◆ **EXERCISE MATERIALS**

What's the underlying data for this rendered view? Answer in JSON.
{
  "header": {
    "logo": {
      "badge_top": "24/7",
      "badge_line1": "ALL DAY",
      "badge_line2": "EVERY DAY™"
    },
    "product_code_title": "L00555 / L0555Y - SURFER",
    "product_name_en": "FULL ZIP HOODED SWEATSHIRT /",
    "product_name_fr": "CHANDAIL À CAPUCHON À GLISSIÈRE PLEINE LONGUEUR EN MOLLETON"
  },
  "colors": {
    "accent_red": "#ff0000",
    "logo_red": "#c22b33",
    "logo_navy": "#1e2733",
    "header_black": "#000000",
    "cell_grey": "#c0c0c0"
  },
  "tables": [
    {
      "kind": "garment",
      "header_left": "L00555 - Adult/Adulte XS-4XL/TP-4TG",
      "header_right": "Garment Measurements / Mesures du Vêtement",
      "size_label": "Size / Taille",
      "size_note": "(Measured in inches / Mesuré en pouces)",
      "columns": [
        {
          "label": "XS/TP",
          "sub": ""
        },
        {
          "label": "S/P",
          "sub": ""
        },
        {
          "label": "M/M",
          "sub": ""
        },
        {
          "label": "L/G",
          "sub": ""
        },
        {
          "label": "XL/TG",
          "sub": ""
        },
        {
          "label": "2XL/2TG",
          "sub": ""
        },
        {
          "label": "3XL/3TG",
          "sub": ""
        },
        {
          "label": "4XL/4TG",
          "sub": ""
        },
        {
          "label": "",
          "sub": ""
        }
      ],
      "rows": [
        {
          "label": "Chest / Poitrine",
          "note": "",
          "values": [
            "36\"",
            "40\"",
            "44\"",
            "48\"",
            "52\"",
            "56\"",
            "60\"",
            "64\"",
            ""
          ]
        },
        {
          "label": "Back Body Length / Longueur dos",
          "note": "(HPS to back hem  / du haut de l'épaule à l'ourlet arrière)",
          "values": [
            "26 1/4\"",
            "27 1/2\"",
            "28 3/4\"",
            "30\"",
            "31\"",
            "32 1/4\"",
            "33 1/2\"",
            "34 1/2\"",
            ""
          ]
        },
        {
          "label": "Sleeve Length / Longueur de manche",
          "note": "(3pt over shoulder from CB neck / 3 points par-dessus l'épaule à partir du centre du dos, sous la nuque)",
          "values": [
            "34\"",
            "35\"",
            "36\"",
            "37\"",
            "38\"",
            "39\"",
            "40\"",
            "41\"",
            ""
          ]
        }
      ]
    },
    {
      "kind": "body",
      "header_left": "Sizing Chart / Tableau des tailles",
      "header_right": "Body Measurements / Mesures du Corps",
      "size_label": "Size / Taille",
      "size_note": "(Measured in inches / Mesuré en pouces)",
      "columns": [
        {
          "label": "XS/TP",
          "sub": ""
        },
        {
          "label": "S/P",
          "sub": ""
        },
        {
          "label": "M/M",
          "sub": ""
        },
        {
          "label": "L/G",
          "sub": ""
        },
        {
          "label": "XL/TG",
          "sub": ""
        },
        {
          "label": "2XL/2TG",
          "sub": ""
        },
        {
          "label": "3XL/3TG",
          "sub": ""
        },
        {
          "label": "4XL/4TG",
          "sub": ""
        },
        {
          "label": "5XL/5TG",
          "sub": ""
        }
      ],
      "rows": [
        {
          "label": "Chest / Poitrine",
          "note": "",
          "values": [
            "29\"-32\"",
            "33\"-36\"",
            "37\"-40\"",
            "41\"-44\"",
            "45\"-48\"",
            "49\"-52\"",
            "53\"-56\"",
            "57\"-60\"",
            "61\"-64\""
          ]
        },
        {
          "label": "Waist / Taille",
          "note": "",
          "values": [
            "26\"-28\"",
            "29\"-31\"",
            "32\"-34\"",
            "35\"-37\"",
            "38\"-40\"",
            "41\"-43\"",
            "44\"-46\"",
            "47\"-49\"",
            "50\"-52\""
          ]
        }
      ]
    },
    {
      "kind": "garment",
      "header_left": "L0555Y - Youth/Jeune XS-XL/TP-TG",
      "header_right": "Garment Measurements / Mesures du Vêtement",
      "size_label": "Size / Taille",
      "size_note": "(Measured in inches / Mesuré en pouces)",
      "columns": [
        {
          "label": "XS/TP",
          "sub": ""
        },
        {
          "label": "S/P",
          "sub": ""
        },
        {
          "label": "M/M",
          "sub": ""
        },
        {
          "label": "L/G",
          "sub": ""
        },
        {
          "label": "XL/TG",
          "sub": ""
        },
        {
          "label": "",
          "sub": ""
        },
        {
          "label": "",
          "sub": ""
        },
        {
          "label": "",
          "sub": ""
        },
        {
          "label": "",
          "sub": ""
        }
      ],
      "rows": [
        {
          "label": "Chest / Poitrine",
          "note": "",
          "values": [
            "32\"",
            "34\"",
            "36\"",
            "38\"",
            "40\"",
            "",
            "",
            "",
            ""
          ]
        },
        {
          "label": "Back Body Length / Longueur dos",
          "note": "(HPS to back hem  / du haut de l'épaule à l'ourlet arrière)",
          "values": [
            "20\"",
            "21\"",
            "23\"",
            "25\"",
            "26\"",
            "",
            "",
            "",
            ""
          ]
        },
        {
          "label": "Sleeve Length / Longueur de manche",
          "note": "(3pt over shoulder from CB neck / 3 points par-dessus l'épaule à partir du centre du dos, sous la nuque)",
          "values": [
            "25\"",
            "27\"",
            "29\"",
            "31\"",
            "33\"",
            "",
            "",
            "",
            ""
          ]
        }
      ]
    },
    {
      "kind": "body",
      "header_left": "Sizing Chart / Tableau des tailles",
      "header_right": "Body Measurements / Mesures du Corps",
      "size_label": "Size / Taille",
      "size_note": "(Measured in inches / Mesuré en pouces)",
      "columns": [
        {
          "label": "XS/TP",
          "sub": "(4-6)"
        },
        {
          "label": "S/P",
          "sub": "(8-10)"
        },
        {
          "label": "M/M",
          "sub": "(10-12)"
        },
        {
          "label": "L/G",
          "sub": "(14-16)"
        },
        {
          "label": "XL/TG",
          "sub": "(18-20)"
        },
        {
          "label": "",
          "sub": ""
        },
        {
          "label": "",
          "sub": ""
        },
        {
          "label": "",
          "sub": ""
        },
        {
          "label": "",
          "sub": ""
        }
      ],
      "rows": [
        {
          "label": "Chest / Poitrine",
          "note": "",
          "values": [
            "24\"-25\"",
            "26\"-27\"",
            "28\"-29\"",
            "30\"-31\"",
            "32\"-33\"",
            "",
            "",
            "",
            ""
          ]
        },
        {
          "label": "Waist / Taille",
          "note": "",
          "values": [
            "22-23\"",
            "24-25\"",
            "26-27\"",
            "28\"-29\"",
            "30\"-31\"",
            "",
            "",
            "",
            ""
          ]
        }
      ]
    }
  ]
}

◆ **WORK INSTRUCTIONS**
Quote all the records. Keep every word exact.

◆ **WRITTEN SOLUTION**
What's the underlying data for this rendered view? Answer in JSON.
{
  "header": {
    "logo": {
      "badge_top": "24/7",
      "badge_line1": "ALL DAY",
      "badge_line2": "EVERY DAY™"
    },
    "product_code_title": "L00555 / L0555Y - SURFER",
    "product_name_en": "FULL ZIP HOODED SWEATSHIRT /",
    "product_name_fr": "CHANDAIL À CAPUCHON À GLISSIÈRE PLEINE LONGUEUR EN MOLLETON"
  },
  "colors": {
    "accent_red": "#ff0000",
    "logo_red": "#c22b33",
    "logo_navy": "#1e2733",
    "header_black": "#000000",
    "cell_grey": "#c0c0c0"
  },
  "tables": [
    {
      "kind": "garment",
      "header_left": "L00555 - Adult/Adulte XS-4XL/TP-4TG",
      "header_right": "Garment Measurements / Mesures du Vêtement",
      "size_label": "Size / Taille",
      "size_note": "(Measured in inches / Mesuré en pouces)",
      "columns": [
        {
          "label": "XS/TP",
          "sub": ""
        },
        {
          "label": "S/P",
          "sub": ""
        },
        {
          "label": "M/M",
          "sub": ""
        },
        {
          "label": "L/G",
          "sub": ""
        },
        {
          "label": "XL/TG",
          "sub": ""
        },
        {
          "label": "2XL/2TG",
          "sub": ""
        },
        {
          "label": "3XL/3TG",
          "sub": ""
        },
        {
          "label": "4XL/4TG",
          "sub": ""
        },
        {
          "label": "",
          "sub": ""
        }
      ],
      "rows": [
        {
          "label": "Chest / Poitrine",
          "note": "",
          "values": [
            "36\"",
            "40\"",
            "44\"",
            "48\"",
            "52\"",
            "56\"",
            "60\"",
            "64\"",
            ""
          ]
        },
        {
          "label": "Back Body Length / Longueur dos",
          "note": "(HPS to back hem  / du haut de l'épaule à l'ourlet arrière)",
          "values": [
            "26 1/4\"",
            "27 1/2\"",
            "28 3/4\"",
            "30\"",
            "31\"",
            "32 1/4\"",
            "33 1/2\"",
            "34 1/2\"",
            ""
          ]
        },
        {
          "label": "Sleeve Length / Longueur de manche",
          "note": "(3pt over shoulder from CB neck / 3 points par-dessus l'épaule à partir du centre du dos, sous la nuque)",
          "values": [
            "34\"",
            "35\"",
            "36\"",
            "37\"",
            "38\"",
            "39\"",
            "40\"",
            "41\"",
            ""
          ]
        }
      ]
    },
    {
      "kind": "body",
      "header_left": "Sizing Chart / Tableau des tailles",
      "header_right": "Body Measurements / Mesures du Corps",
      "size_label": "Size / Taille",
      "size_note": "(Measured in inches / Mesuré en pouces)",
      "columns": [
        {
          "label": "XS/TP",
          "sub": ""
        },
        {
          "label": "S/P",
          "sub": ""
        },
        {
          "label": "M/M",
          "sub": ""
        },
        {
          "label": "L/G",
          "sub": ""
        },
        {
          "label": "XL/TG",
          "sub": ""
        },
        {
          "label": "2XL/2TG",
          "sub": ""
        },
        {
          "label": "3XL/3TG",
          "sub": ""
        },
        {
          "label": "4XL/4TG",
          "sub": ""
        },
        {
          "label": "5XL/5TG",
          "sub": ""
        }
      ],
      "rows": [
        {
          "label": "Chest / Poitrine",
          "note": "",
          "values": [
            "29\"-32\"",
            "33\"-36\"",
            "37\"-40\"",
            "41\"-44\"",
            "45\"-48\"",
            "49\"-52\"",
            "53\"-56\"",
            "57\"-60\"",
            "61\"-64\""
          ]
        },
        {
          "label": "Waist / Taille",
          "note": "",
          "values": [
            "26\"-28\"",
            "29\"-31\"",
            "32\"-34\"",
            "35\"-37\"",
            "38\"-40\"",
            "41\"-43\"",
            "44\"-46\"",
            "47\"-49\"",
            "50\"-52\""
          ]
        }
      ]
    },
    {
      "kind": "garment",
      "header_left": "L0555Y - Youth/Jeune XS-XL/TP-TG",
      "header_right": "Garment Measurements / Mesures du Vêtement",
      "size_label": "Size / Taille",
      "size_note": "(Measured in inches / Mesuré en pouces)",
      "columns": [
        {
          "label": "XS/TP",
          "sub": ""
        },
        {
          "label": "S/P",
          "sub": ""
        },
        {
          "label": "M/M",
          "sub": ""
        },
        {
          "label": "L/G",
          "sub": ""
        },
        {
          "label": "XL/TG",
          "sub": ""
        },
        {
          "label": "",
          "sub": ""
        },
        {
          "label": "",
          "sub": ""
        },
        {
          "label": "",
          "sub": ""
        },
        {
          "label": "",
          "sub": ""
        }
      ],
      "rows": [
        {
          "label": "Chest / Poitrine",
          "note": "",
          "values": [
            "32\"",
            "34\"",
            "36\"",
            "38\"",
            "40\"",
            "",
            "",
            "",
            ""
          ]
        },
        {
          "label": "Back Body Length / Longueur dos",
          "note": "(HPS to back hem  / du haut de l'épaule à l'ourlet arrière)",
          "values": [
            "20\"",
            "21\"",
            "23\"",
            "25\"",
            "26\"",
            "",
            "",
            "",
            ""
          ]
        },
        {
          "label": "Sleeve Length / Longueur de manche",
          "note": "(3pt over shoulder from CB neck / 3 points par-dessus l'épaule à partir du centre du dos, sous la nuque)",
          "values": [
            "25\"",
            "27\"",
            "29\"",
            "31\"",
            "33\"",
            "",
            "",
            "",
            ""
          ]
        }
      ]
    },
    {
      "kind": "body",
      "header_left": "Sizing Chart / Tableau des tailles",
      "header_right": "Body Measurements / Mesures du Corps",
      "size_label": "Size / Taille",
      "size_note": "(Measured in inches / Mesuré en pouces)",
      "columns": [
        {
          "label": "XS/TP",
          "sub": "(4-6)"
        },
        {
          "label": "S/P",
          "sub": "(8-10)"
        },
        {
          "label": "M/M",
          "sub": "(10-12)"
        },
        {
          "label": "L/G",
          "sub": "(14-16)"
        },
        {
          "label": "XL/TG",
          "sub": "(18-20)"
        },
        {
          "label": "",
          "sub": ""
        },
        {
          "label": "",
          "sub": ""
        },
        {
          "label": "",
          "sub": ""
        },
        {
          "label": "",
          "sub": ""
        }
      ],
      "rows": [
        {
          "label": "Chest / Poitrine",
          "note": "",
          "values": [
            "24\"-25\"",
            "26\"-27\"",
            "28\"-29\"",
            "30\"-31\"",
            "32\"-33\"",
            "",
            "",
            "",
            ""
          ]
        },
        {
          "label": "Waist / Taille",
          "note": "",
          "values": [
            "22-23\"",
            "24-25\"",
            "26-27\"",
            "28\"-29\"",
            "30\"-31\"",
            "",
            "",
            "",
            ""
          ]
        }
      ]
    }
  ]
}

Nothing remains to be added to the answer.